§ **FRAGMENTO DEL DOCUMENTO**:
>>

La diplomacia pública ha ganado espacio en los estudios de comunicación política internacional en los últimos años. La creación del Alto Comisionado para la Marca España, el peso de la diplomacia pública en el Servicio Europeo de Acción Exterior (EEAS en sus siglas en inglés), la sucesión de grandes eventos en Brasil o la fuerte inversión de los países del Golfo Pérsico en internacionalizar sus ciudades son buenos ejemplos de cómo la comunicación ha asumido una función fundamental en las relaciones internacionales.

Juan Luis Manfredi, profesor de la Universidad de Castilla-La Mancha.

<<

§ **Registros de anotación de diseño**:
>>

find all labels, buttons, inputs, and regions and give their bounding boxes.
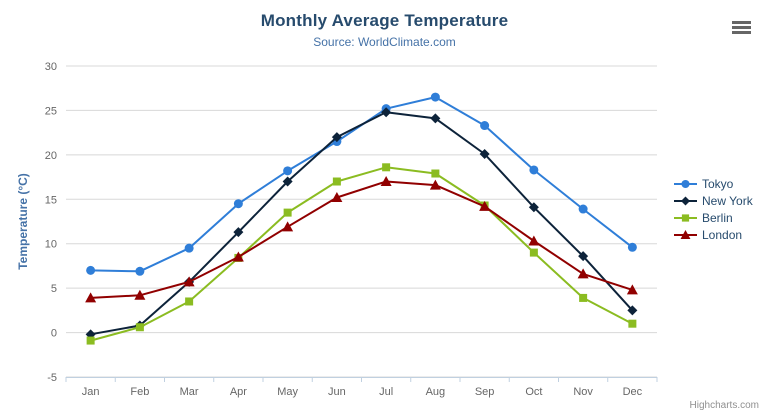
legend-item-berlin[interactable]: Berlin — [674, 210, 753, 226]
x-axis-label: Jun — [328, 386, 346, 398]
marker-tokyo-aug[interactable] — [430, 92, 440, 102]
y-axis-label: 0 — [51, 328, 57, 340]
x-axis-label: Nov — [573, 386, 593, 398]
marker-new-york-oct[interactable] — [528, 202, 539, 213]
legend-marker-london — [680, 230, 691, 240]
y-axis-label: -5 — [47, 372, 57, 384]
x-axis-label: Dec — [623, 386, 643, 398]
marker-new-york-jun[interactable] — [331, 132, 342, 143]
marker-london-jul[interactable] — [380, 176, 392, 187]
x-axis-label: Sep — [475, 386, 495, 398]
legend-marker-berlin — [681, 214, 690, 222]
marker-new-york-nov[interactable] — [578, 251, 589, 262]
hamburger-icon — [732, 26, 751, 29]
marker-new-york-apr[interactable] — [233, 227, 244, 238]
marker-berlin-feb[interactable] — [135, 323, 144, 332]
marker-berlin-aug[interactable] — [431, 169, 440, 178]
x-axis-label: Mar — [180, 386, 199, 398]
y-axis-label: 15 — [45, 194, 57, 206]
x-axis-label: May — [277, 386, 298, 398]
y-axis-label: 30 — [45, 61, 57, 73]
marker-berlin-nov[interactable] — [579, 293, 588, 302]
marker-new-york-dec[interactable] — [627, 305, 638, 316]
x-axis-label: Feb — [130, 386, 149, 398]
x-axis-label: Jul — [379, 386, 393, 398]
chart-subtitle: Source: WorldClimate.com — [313, 35, 456, 49]
hamburger-icon — [732, 21, 751, 24]
y-axis-title: Temperature (°C) — [16, 173, 30, 270]
legend: Tokyo New York Berlin London — [674, 176, 753, 243]
legend-item-label: Tokyo — [702, 177, 734, 191]
marker-tokyo-sep[interactable] — [480, 121, 490, 131]
series-line-new-york — [89, 111, 634, 336]
marker-new-york-aug[interactable] — [430, 113, 441, 124]
x-axis-label: Aug — [426, 386, 446, 398]
marker-new-york-jul[interactable] — [381, 107, 392, 118]
marker-london-jan[interactable] — [85, 292, 97, 303]
highcharts-credit-link[interactable]: Highcharts.com — [689, 400, 759, 411]
series-line-tokyo — [89, 96, 634, 273]
export-menu-button[interactable] — [732, 21, 751, 34]
legend-item-london[interactable]: London — [674, 227, 753, 243]
series-line-berlin — [89, 166, 634, 342]
marker-tokyo-nov[interactable] — [578, 204, 588, 214]
marker-tokyo-may[interactable] — [283, 166, 293, 176]
marker-london-feb[interactable] — [134, 289, 146, 300]
marker-london-apr[interactable] — [232, 251, 244, 262]
marker-new-york-may[interactable] — [282, 176, 293, 187]
legend-item-tokyo[interactable]: Tokyo — [674, 176, 753, 192]
marker-london-aug[interactable] — [429, 179, 441, 190]
hamburger-icon — [732, 31, 751, 34]
marker-berlin-oct[interactable] — [529, 248, 538, 257]
legend-item-label: New York — [702, 194, 753, 208]
marker-london-may[interactable] — [282, 221, 294, 232]
legend-item-label: London — [702, 228, 743, 242]
marker-london-nov[interactable] — [577, 268, 589, 279]
chart-title: Monthly Average Temperature — [260, 11, 509, 30]
x-axis-label: Apr — [230, 386, 247, 398]
marker-tokyo-dec[interactable] — [627, 242, 637, 252]
series-line-london — [89, 180, 634, 299]
y-axis-label: 10 — [45, 239, 57, 251]
marker-tokyo-feb[interactable] — [135, 266, 145, 276]
marker-tokyo-mar[interactable] — [184, 243, 194, 253]
x-axis-label: Jan — [82, 386, 100, 398]
marker-berlin-mar[interactable] — [185, 297, 194, 306]
legend-marker-diamond-icon — [674, 196, 697, 206]
marker-berlin-jan[interactable] — [86, 336, 95, 345]
legend-item-new-york[interactable]: New York — [674, 193, 753, 209]
y-axis-label: 25 — [45, 105, 57, 117]
marker-london-dec[interactable] — [626, 284, 638, 295]
x-axis-label: Oct — [525, 386, 542, 398]
marker-london-oct[interactable] — [528, 235, 540, 246]
y-axis-label: 20 — [45, 150, 57, 162]
marker-london-mar[interactable] — [183, 276, 195, 287]
marker-tokyo-oct[interactable] — [529, 165, 539, 175]
marker-berlin-dec[interactable] — [628, 319, 637, 328]
marker-tokyo-jan[interactable] — [86, 265, 96, 275]
marker-berlin-jun[interactable] — [332, 177, 341, 186]
marker-london-sep[interactable] — [479, 200, 491, 211]
y-axis-label: 5 — [51, 283, 57, 295]
marker-tokyo-apr[interactable] — [233, 199, 243, 209]
legend-marker-tokyo — [681, 179, 690, 189]
marker-london-jun[interactable] — [331, 192, 343, 203]
marker-berlin-may[interactable] — [283, 208, 292, 217]
marker-new-york-sep[interactable] — [479, 148, 490, 159]
legend-marker-new-york — [681, 196, 690, 206]
legend-marker-circle-icon — [674, 179, 697, 189]
marker-berlin-jul[interactable] — [382, 163, 391, 172]
legend-marker-triangle-icon — [674, 230, 697, 240]
legend-marker-square-icon — [674, 214, 697, 222]
legend-item-label: Berlin — [702, 211, 733, 225]
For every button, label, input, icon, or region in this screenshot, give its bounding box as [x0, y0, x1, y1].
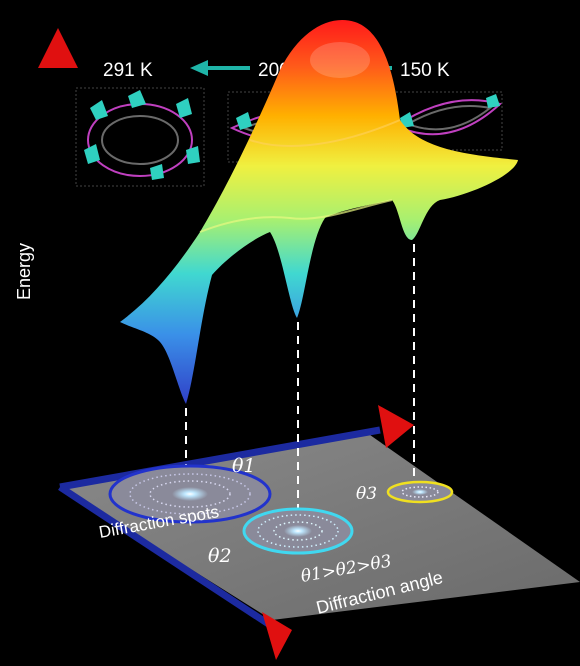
front-axis-arrowhead	[262, 612, 292, 660]
back-axis-line	[59, 426, 381, 491]
crystal-structure-150k	[391, 91, 503, 151]
theta1-label: θ1	[232, 455, 256, 477]
back-axis-arrowhead	[378, 405, 414, 448]
theta3-label: θ3	[356, 484, 377, 504]
front-axis-line	[58, 484, 272, 628]
diffraction-ring-1	[108, 464, 272, 524]
temperature-label-291k: 291 K	[103, 60, 153, 81]
diffraction-ring-3	[386, 480, 454, 504]
theta2-label: θ2	[208, 545, 232, 567]
temperature-label-150k: 150 K	[400, 60, 450, 81]
energy-axis-label: Energy	[14, 243, 34, 300]
diffraction-ring-2	[242, 507, 354, 555]
energy-surface	[120, 20, 518, 404]
energy-axis-arrowhead	[38, 28, 78, 68]
crystal-structure-291k	[75, 87, 205, 187]
teal-arrow-left	[190, 60, 250, 76]
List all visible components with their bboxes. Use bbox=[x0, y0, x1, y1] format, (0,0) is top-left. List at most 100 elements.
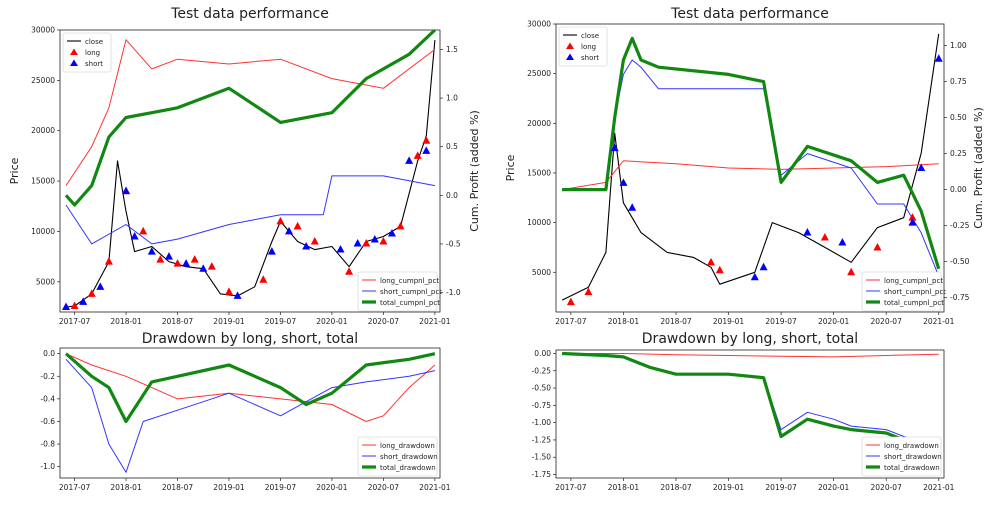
long-legend-marker bbox=[566, 42, 574, 49]
long-marker bbox=[345, 267, 354, 275]
chart-title: Test data performance bbox=[670, 6, 829, 22]
y-tick-label: -0.2 bbox=[40, 372, 55, 381]
y-tick-label: 25000 bbox=[31, 76, 55, 85]
chart-title: Drawdown by long, short, total bbox=[142, 331, 358, 347]
y-right-tick-label: -0.50 bbox=[950, 257, 970, 266]
legend-label: short_drawdown bbox=[884, 453, 942, 461]
series-line-close bbox=[65, 40, 436, 308]
y-tick-label: -0.4 bbox=[40, 394, 55, 403]
plot-area bbox=[64, 352, 436, 473]
y-tick-label: 15000 bbox=[527, 168, 551, 177]
legend-label: total_drawdown bbox=[884, 464, 940, 472]
short-marker bbox=[164, 252, 173, 260]
legend: long_cumpnl_pct short_cumpnl_pct total_cum… bbox=[861, 271, 946, 312]
x-tick-label: 2017-07 bbox=[555, 483, 587, 492]
legend-label: long bbox=[581, 43, 596, 51]
legend: long_cumpnl_pct short_cumpnl_pct total_cum… bbox=[357, 271, 442, 312]
y-right-tick-label: 0.75 bbox=[950, 77, 967, 86]
series-line-long-drawdown bbox=[65, 353, 436, 422]
y-tick-label: -0.50 bbox=[532, 384, 552, 393]
x-tick-label: 2020-07 bbox=[871, 483, 903, 492]
series-line-long-cumpnl-pct bbox=[65, 39, 436, 186]
long-marker bbox=[413, 151, 422, 159]
x-tick-label: 2019-01 bbox=[713, 483, 745, 492]
series-line-close bbox=[561, 33, 940, 301]
series-line-short-drawdown bbox=[562, 353, 913, 441]
x-tick-label: 2017-07 bbox=[59, 483, 91, 492]
x-tick-label: 2019-01 bbox=[213, 317, 245, 326]
plot-area bbox=[62, 30, 436, 310]
short-marker bbox=[122, 186, 131, 195]
y-right-axis-label: Cum. Profit (added %) bbox=[468, 110, 481, 232]
y-right-tick-label: 0.5 bbox=[446, 142, 458, 151]
x-tick-label: 2018-01 bbox=[608, 317, 640, 326]
long-marker bbox=[310, 237, 319, 245]
x-tick-label: 2019-07 bbox=[265, 483, 297, 492]
long-marker bbox=[847, 267, 856, 276]
x-tick-label: 2018-07 bbox=[162, 317, 194, 326]
legend-label: total_cumpnl_pct bbox=[884, 299, 944, 307]
long-marker bbox=[396, 221, 405, 230]
y-tick-label: 10000 bbox=[31, 227, 55, 236]
long-marker bbox=[173, 259, 182, 267]
y-tick-label: 20000 bbox=[31, 126, 55, 135]
long-marker bbox=[276, 216, 285, 225]
short-marker bbox=[370, 234, 379, 243]
x-tick-label: 2020-01 bbox=[818, 317, 850, 326]
chart-title: Test data performance bbox=[170, 6, 329, 22]
plot-frame bbox=[555, 349, 945, 479]
legend-label: close bbox=[85, 38, 103, 46]
long-marker bbox=[715, 265, 724, 274]
legend-box bbox=[357, 436, 438, 477]
plot-frame bbox=[59, 29, 441, 313]
long-marker bbox=[293, 221, 302, 230]
x-tick-label: 2020-01 bbox=[316, 483, 348, 492]
y-tick-label: 5000 bbox=[532, 268, 551, 277]
y-right-tick-label: 0.00 bbox=[950, 185, 967, 194]
x-tick-label: 2021-01 bbox=[923, 483, 955, 492]
long-marker bbox=[104, 257, 113, 265]
legend: long_drawdown short_drawdown total_drawdow… bbox=[357, 436, 438, 477]
x-tick-label: 2020-01 bbox=[818, 483, 850, 492]
y-tick-label: 20000 bbox=[527, 119, 551, 128]
long-legend-marker bbox=[70, 48, 78, 55]
y-tick-label: -0.25 bbox=[532, 366, 552, 375]
y-right-tick-label: 0.25 bbox=[950, 149, 967, 158]
y-tick-label: 5000 bbox=[36, 277, 55, 286]
y-tick-label: -1.0 bbox=[40, 462, 55, 471]
chart-title: Drawdown by long, short, total bbox=[642, 331, 858, 347]
x-tick-label: 2018-07 bbox=[162, 483, 194, 492]
legend-label: short_cumpnl_pct bbox=[884, 288, 946, 296]
x-tick-label: 2019-01 bbox=[213, 483, 245, 492]
y-tick-label: 25000 bbox=[527, 69, 551, 78]
short-marker bbox=[619, 178, 628, 186]
x-tick-label: 2018-01 bbox=[110, 317, 142, 326]
legend-box bbox=[861, 436, 942, 477]
x-tick-label: 2019-01 bbox=[713, 317, 745, 326]
x-tick-label: 2018-07 bbox=[660, 317, 692, 326]
series-line-total-cumpnl-pct bbox=[64, 30, 436, 207]
legend-box bbox=[861, 271, 942, 312]
short-legend-marker bbox=[70, 59, 78, 66]
y-axis-label: Price bbox=[504, 154, 517, 181]
y-tick-label: 0.0 bbox=[43, 349, 55, 358]
series-line-total-drawdown bbox=[64, 352, 436, 424]
y-tick-label: -0.6 bbox=[40, 417, 55, 426]
long-marker bbox=[87, 289, 96, 297]
long-marker bbox=[584, 287, 593, 296]
y-right-tick-label: -0.5 bbox=[446, 239, 461, 248]
y-right-tick-label: -0.25 bbox=[950, 221, 970, 230]
legend-label: long_drawdown bbox=[884, 442, 939, 450]
short-marker bbox=[750, 272, 759, 281]
long-marker bbox=[379, 237, 388, 245]
series-line-short-drawdown bbox=[65, 358, 436, 473]
legend-label: long_cumpnl_pct bbox=[380, 277, 439, 285]
legend-label: short bbox=[85, 60, 103, 68]
x-tick-label: 2020-01 bbox=[316, 317, 348, 326]
short-marker bbox=[628, 203, 637, 211]
y-tick-label: -0.8 bbox=[40, 440, 55, 449]
long-marker bbox=[224, 287, 233, 295]
legend-label: long_drawdown bbox=[380, 442, 435, 450]
chart-panel-bottom-right: Drawdown by long, short, total 2017-07 201… bbox=[532, 331, 955, 492]
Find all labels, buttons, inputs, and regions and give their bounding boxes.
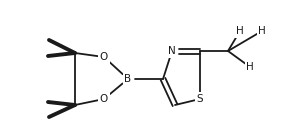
Text: H: H	[258, 26, 266, 36]
Text: H: H	[246, 62, 254, 72]
Text: O: O	[100, 94, 108, 104]
Text: O: O	[100, 52, 108, 62]
Text: N: N	[168, 46, 176, 56]
Text: B: B	[125, 74, 131, 84]
Text: H: H	[236, 26, 244, 36]
Text: S: S	[197, 94, 203, 104]
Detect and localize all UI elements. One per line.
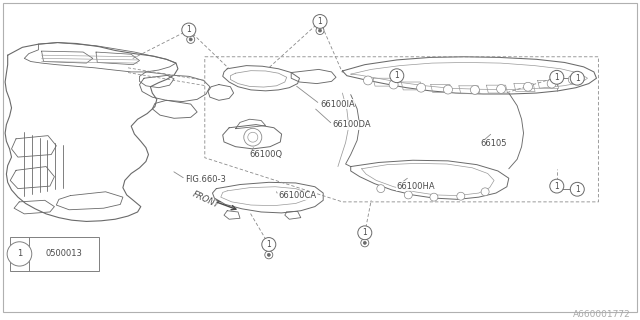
Circle shape xyxy=(358,226,372,240)
Circle shape xyxy=(361,239,369,247)
Circle shape xyxy=(262,237,276,252)
Circle shape xyxy=(316,27,324,35)
Circle shape xyxy=(573,185,581,193)
Circle shape xyxy=(389,80,398,89)
Circle shape xyxy=(481,188,489,196)
Text: 1: 1 xyxy=(554,182,559,191)
Text: FIG.660-3: FIG.660-3 xyxy=(186,175,227,184)
Circle shape xyxy=(570,182,584,196)
Text: 0500013: 0500013 xyxy=(45,249,83,259)
Circle shape xyxy=(319,29,321,32)
Circle shape xyxy=(404,191,412,199)
Circle shape xyxy=(550,179,564,193)
Circle shape xyxy=(430,193,438,201)
Circle shape xyxy=(364,241,366,244)
Text: 66100DA: 66100DA xyxy=(333,120,371,129)
Circle shape xyxy=(573,74,581,82)
Text: 1: 1 xyxy=(317,17,323,26)
Circle shape xyxy=(364,76,372,85)
Circle shape xyxy=(570,71,584,85)
Circle shape xyxy=(417,83,426,92)
Text: 1: 1 xyxy=(394,71,399,80)
Circle shape xyxy=(547,79,556,88)
Text: 66100IA: 66100IA xyxy=(320,100,355,108)
Circle shape xyxy=(568,75,577,84)
Circle shape xyxy=(390,69,404,83)
Text: 1: 1 xyxy=(362,228,367,237)
Text: 66105: 66105 xyxy=(480,139,506,148)
Circle shape xyxy=(470,85,479,94)
Circle shape xyxy=(182,23,196,37)
Text: 66100CA: 66100CA xyxy=(278,191,317,200)
Text: A660001772: A660001772 xyxy=(573,310,630,319)
Circle shape xyxy=(248,132,258,142)
Text: 1: 1 xyxy=(554,73,559,82)
Circle shape xyxy=(187,36,195,44)
FancyBboxPatch shape xyxy=(10,236,99,271)
Circle shape xyxy=(244,128,262,146)
Circle shape xyxy=(524,82,532,91)
Text: 1: 1 xyxy=(575,185,580,194)
Circle shape xyxy=(7,242,32,266)
Circle shape xyxy=(268,253,270,256)
Text: 1: 1 xyxy=(575,74,580,83)
Circle shape xyxy=(265,251,273,259)
Text: 1: 1 xyxy=(17,249,22,259)
Circle shape xyxy=(457,192,465,200)
Circle shape xyxy=(576,188,579,191)
Text: FRONT: FRONT xyxy=(191,189,221,210)
Circle shape xyxy=(576,77,579,80)
Text: 1: 1 xyxy=(266,240,271,249)
Text: 66100Q: 66100Q xyxy=(250,150,283,159)
Circle shape xyxy=(444,85,452,94)
Circle shape xyxy=(550,70,564,84)
Circle shape xyxy=(377,185,385,193)
Circle shape xyxy=(189,38,192,41)
Circle shape xyxy=(497,84,506,93)
Circle shape xyxy=(313,14,327,28)
Text: 1: 1 xyxy=(186,26,191,35)
Text: 66100HA: 66100HA xyxy=(397,182,435,191)
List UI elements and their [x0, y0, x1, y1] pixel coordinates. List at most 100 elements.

<<

§ **TAREA 1**:
Traduce al inglés esta oración del fragmento sobre diplomacia pública: "La diplomacia pública ha ganado espacio en los estudios de comunicación política internacional en los últimos años."
§ **TAREA 2**:
Prolonga el fragmento sobre diplomacia pública con unas frases nuevas que sigan a partir de su final.

§ **RESULTADO DEL EJERCICIO 1**:
Public diplomacy has gained ground in studies of international political communication in recent years.

§ **RESULTADO DEL EJERCICIO 2**:
Se han multiplicado las definiciones académicas y profesionales. Joseph Nye ha acuñado la idea de soft power y smart power, mientras que Phil Seib incide más en el impacto de los medios sociales en la real-time diplomacy. Nicholas J. Cull ha concretado aún más: “an international actor’s attempt to ma­nage the international environment through engagement with a foreign public”. Yo también tengo la mía: la diplomacia pública consiste en la estrategia de información, educación y entretenimiento que tiene como objetivo el ejercicio de la influencia sobre un público extran­jero. Es una línea de la acción exterior, por lo que tiene que alinearse con la diplomacia convencional y con las estrategias de gobier­no. Tiene tres objetivos fundamentales: reforzar la identidad de la lengua y la cultura en tiempos de globalización (Instituto Cervantes, BBC World Service o la francofonía, pero también los programas Erasmus), participar en los flujos de la economía internacional (comercio exterior, diplomacia económica o marca país) y ejercer la influencia en la opinión pública (las becas de la Fundación Carolina, el International Visitor Leadership Program de los Estados Unidos o la capacitación de funcio­narios internacionales en tu propio país).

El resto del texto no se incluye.